### What you should do
Scan the lines below; pull out those with "venue".

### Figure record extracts
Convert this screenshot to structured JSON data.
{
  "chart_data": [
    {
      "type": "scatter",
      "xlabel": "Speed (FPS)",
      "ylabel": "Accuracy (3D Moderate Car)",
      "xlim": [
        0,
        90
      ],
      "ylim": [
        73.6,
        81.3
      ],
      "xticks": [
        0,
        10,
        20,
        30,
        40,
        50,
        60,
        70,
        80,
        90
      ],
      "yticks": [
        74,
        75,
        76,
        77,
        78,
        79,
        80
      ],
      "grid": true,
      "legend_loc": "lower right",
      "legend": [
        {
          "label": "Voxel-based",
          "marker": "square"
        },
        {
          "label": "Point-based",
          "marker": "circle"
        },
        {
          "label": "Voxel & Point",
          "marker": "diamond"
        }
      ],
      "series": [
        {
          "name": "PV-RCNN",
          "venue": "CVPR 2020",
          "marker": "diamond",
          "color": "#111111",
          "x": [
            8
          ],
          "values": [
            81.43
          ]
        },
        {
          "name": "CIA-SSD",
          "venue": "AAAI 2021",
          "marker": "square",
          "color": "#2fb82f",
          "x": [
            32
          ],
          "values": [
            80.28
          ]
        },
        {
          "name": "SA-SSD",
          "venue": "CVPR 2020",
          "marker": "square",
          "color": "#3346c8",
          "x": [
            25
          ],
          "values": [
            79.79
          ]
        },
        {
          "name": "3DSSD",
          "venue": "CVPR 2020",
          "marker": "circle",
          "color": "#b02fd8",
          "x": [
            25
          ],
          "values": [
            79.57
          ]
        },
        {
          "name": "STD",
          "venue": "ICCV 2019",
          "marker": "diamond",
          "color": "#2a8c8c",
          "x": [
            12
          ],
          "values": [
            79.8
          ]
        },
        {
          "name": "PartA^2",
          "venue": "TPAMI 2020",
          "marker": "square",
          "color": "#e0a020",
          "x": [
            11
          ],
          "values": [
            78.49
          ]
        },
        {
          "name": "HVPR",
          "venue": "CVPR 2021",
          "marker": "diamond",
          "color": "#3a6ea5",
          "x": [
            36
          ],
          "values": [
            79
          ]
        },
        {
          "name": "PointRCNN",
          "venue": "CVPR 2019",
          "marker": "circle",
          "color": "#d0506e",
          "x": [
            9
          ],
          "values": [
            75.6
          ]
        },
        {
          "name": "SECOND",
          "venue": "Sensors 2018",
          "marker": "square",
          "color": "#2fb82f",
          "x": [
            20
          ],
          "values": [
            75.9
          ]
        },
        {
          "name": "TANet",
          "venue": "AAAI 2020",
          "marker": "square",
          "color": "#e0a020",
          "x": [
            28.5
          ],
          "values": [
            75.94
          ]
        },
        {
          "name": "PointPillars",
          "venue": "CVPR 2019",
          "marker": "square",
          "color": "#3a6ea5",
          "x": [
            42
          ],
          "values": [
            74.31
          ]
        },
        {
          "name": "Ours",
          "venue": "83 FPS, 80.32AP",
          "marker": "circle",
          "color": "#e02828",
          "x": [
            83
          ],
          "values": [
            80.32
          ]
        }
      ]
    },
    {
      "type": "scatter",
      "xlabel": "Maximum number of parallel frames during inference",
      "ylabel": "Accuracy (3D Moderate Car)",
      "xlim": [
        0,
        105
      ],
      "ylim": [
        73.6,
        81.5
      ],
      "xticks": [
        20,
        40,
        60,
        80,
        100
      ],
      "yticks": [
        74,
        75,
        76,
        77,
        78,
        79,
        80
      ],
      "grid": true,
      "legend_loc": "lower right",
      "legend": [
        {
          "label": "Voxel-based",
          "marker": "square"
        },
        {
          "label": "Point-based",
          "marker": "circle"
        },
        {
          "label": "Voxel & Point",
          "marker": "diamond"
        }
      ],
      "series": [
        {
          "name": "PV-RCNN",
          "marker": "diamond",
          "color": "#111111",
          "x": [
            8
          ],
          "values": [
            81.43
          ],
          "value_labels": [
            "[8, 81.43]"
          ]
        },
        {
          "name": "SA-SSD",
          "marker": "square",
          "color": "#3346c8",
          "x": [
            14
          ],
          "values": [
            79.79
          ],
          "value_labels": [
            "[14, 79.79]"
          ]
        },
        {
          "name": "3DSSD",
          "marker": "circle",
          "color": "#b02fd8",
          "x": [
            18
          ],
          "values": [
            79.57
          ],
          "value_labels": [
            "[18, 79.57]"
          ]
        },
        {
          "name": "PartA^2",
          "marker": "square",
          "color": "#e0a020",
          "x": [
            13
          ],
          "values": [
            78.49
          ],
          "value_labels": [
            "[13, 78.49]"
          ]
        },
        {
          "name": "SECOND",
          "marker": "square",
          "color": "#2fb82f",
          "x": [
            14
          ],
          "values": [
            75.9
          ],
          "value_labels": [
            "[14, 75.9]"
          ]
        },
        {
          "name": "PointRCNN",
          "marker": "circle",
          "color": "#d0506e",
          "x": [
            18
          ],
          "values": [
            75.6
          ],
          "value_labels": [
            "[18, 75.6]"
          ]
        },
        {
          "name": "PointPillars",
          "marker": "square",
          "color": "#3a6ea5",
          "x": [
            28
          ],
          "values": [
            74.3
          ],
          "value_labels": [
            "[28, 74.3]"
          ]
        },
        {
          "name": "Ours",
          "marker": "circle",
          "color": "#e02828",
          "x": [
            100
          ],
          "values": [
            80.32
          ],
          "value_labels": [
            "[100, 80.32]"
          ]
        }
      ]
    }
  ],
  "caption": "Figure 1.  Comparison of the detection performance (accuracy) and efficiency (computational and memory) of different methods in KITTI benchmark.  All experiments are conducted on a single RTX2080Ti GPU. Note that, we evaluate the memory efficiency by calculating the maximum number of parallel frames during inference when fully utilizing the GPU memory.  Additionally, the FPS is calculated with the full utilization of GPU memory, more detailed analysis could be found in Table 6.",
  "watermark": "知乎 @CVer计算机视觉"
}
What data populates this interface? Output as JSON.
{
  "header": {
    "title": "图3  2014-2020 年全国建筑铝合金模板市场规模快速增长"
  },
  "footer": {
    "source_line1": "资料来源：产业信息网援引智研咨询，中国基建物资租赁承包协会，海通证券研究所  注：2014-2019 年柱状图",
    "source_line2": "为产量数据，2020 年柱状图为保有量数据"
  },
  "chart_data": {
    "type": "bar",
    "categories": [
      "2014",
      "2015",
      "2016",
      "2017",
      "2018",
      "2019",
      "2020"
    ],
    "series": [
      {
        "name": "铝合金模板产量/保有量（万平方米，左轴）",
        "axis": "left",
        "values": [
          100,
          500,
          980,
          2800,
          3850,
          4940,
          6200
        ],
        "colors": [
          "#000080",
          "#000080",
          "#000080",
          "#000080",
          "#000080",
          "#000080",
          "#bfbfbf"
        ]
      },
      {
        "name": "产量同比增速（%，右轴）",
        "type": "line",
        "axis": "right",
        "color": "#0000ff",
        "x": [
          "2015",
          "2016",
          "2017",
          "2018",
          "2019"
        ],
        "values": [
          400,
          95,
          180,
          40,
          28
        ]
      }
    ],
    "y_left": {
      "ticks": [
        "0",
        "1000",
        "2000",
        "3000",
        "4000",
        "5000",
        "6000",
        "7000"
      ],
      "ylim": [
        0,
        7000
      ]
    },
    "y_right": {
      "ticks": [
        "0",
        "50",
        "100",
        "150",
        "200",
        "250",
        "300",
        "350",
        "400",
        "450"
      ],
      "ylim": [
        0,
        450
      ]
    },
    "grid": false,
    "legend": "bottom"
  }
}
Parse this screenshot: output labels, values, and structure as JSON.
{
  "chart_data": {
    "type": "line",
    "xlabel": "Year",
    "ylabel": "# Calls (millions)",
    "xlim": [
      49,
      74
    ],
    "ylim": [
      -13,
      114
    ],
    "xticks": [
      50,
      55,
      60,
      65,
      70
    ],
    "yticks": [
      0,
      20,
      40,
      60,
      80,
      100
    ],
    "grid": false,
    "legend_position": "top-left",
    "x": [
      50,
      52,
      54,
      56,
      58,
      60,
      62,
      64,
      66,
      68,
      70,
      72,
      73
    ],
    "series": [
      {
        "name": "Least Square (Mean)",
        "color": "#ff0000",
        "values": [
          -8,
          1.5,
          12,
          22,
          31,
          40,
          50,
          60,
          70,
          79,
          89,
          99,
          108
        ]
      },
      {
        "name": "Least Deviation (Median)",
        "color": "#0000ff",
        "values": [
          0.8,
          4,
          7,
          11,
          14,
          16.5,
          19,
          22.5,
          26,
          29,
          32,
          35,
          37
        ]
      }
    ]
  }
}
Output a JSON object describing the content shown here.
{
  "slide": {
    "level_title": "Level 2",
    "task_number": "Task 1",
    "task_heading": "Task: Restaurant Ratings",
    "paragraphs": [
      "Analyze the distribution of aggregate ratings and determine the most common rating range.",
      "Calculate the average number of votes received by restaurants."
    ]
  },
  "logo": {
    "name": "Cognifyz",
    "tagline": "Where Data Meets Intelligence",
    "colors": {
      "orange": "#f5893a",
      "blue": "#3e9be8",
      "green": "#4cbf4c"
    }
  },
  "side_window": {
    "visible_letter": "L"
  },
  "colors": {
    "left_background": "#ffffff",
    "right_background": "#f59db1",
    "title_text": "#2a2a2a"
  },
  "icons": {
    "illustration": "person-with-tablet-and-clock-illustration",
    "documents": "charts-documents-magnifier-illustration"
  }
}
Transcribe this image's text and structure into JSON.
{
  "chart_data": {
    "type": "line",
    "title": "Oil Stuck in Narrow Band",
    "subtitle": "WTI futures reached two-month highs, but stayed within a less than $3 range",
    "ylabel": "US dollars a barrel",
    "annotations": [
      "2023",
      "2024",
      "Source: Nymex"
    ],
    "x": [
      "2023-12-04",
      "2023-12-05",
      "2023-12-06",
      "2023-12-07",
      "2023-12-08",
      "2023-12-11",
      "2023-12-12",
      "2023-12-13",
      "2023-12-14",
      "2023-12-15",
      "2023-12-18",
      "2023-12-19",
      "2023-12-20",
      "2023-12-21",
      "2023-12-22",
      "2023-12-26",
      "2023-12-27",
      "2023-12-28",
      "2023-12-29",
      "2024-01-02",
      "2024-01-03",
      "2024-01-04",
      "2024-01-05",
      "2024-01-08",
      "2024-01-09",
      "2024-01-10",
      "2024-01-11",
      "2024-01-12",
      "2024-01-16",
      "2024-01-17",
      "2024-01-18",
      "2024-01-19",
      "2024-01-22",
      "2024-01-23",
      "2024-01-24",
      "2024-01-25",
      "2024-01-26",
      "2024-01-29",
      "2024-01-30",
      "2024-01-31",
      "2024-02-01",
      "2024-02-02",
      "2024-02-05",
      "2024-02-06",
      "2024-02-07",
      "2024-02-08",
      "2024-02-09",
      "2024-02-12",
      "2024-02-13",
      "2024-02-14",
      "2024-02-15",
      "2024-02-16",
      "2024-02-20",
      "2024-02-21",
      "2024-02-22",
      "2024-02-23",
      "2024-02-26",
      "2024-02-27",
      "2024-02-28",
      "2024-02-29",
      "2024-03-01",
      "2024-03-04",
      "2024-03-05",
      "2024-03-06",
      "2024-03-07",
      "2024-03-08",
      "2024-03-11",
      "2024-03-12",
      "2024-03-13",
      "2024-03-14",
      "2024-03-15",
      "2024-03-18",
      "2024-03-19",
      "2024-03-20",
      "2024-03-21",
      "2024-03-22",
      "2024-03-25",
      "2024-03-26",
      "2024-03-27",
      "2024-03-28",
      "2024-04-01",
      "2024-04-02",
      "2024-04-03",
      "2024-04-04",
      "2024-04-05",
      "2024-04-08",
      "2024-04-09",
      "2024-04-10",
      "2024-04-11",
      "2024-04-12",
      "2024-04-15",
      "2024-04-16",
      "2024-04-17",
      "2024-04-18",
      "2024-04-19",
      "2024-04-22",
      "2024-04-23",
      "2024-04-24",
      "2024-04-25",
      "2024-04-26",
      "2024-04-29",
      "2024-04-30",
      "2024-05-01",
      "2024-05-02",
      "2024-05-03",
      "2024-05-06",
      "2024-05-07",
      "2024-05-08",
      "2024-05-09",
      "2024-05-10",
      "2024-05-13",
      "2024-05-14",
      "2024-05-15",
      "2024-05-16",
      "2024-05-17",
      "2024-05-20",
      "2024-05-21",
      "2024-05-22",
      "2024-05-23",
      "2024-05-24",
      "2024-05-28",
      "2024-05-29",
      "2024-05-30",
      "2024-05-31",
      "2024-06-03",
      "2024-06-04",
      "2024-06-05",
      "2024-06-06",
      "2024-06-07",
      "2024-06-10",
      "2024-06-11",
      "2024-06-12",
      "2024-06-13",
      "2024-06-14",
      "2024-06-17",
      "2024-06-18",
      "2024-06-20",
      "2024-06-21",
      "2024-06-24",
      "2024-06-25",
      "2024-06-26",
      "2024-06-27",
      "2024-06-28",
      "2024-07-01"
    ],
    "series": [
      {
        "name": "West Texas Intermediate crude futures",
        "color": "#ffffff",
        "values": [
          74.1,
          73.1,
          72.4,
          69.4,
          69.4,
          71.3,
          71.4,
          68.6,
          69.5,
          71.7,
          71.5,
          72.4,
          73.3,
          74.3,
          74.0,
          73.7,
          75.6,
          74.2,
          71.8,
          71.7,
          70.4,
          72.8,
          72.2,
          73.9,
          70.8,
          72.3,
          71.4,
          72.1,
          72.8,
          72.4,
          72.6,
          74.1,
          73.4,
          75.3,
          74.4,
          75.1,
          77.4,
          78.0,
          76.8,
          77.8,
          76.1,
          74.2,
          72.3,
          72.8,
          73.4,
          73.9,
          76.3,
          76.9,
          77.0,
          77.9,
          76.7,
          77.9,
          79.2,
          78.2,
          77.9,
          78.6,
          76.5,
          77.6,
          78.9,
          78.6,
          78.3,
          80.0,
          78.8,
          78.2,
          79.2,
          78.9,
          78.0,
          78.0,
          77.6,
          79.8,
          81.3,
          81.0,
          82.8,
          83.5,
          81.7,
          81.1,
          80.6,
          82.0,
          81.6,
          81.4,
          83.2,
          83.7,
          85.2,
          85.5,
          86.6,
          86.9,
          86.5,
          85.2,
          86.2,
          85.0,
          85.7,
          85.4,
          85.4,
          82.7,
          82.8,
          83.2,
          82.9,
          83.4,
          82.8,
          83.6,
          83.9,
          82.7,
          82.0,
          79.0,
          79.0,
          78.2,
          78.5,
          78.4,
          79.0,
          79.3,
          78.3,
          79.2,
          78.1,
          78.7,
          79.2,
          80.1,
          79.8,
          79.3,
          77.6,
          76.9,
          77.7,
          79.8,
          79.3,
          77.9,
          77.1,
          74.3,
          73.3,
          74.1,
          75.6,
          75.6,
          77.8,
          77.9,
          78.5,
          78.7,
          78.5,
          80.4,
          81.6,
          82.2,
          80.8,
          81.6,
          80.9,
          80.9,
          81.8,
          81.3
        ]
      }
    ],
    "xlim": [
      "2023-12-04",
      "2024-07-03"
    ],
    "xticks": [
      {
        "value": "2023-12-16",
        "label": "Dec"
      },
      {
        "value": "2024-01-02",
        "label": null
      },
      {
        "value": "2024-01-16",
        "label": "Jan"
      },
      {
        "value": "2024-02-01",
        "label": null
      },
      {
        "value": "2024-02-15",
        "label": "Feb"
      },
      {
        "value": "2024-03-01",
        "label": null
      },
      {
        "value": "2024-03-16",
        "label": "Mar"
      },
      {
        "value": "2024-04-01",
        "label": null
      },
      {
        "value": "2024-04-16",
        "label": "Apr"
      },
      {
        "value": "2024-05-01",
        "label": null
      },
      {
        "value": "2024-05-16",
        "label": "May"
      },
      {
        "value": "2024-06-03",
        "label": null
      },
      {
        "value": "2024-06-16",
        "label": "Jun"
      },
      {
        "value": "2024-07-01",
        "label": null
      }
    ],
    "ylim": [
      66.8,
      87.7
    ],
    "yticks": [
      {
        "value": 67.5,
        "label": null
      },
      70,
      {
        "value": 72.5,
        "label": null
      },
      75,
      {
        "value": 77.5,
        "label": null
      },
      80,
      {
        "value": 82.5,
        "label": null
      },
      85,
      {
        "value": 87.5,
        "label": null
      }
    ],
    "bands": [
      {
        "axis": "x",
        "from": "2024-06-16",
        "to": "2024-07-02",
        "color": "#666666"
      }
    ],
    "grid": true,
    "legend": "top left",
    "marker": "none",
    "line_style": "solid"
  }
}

### Full response
          "venue": "CVPR 2020",
          "venue": "AAAI 2021",
          "venue": "CVPR 2020",
          "venue": "CVPR 2020",
          "venue": "ICCV 2019",
          "venue": "TPAMI 2020",
          "venue": "CVPR 2021",
          "venue": "CVPR 2019",
          "venue": "Sensors 2018",
          "venue": "AAAI 2020",
          "venue": "CVPR 2019",
          "venue": "83 FPS, 80.32AP",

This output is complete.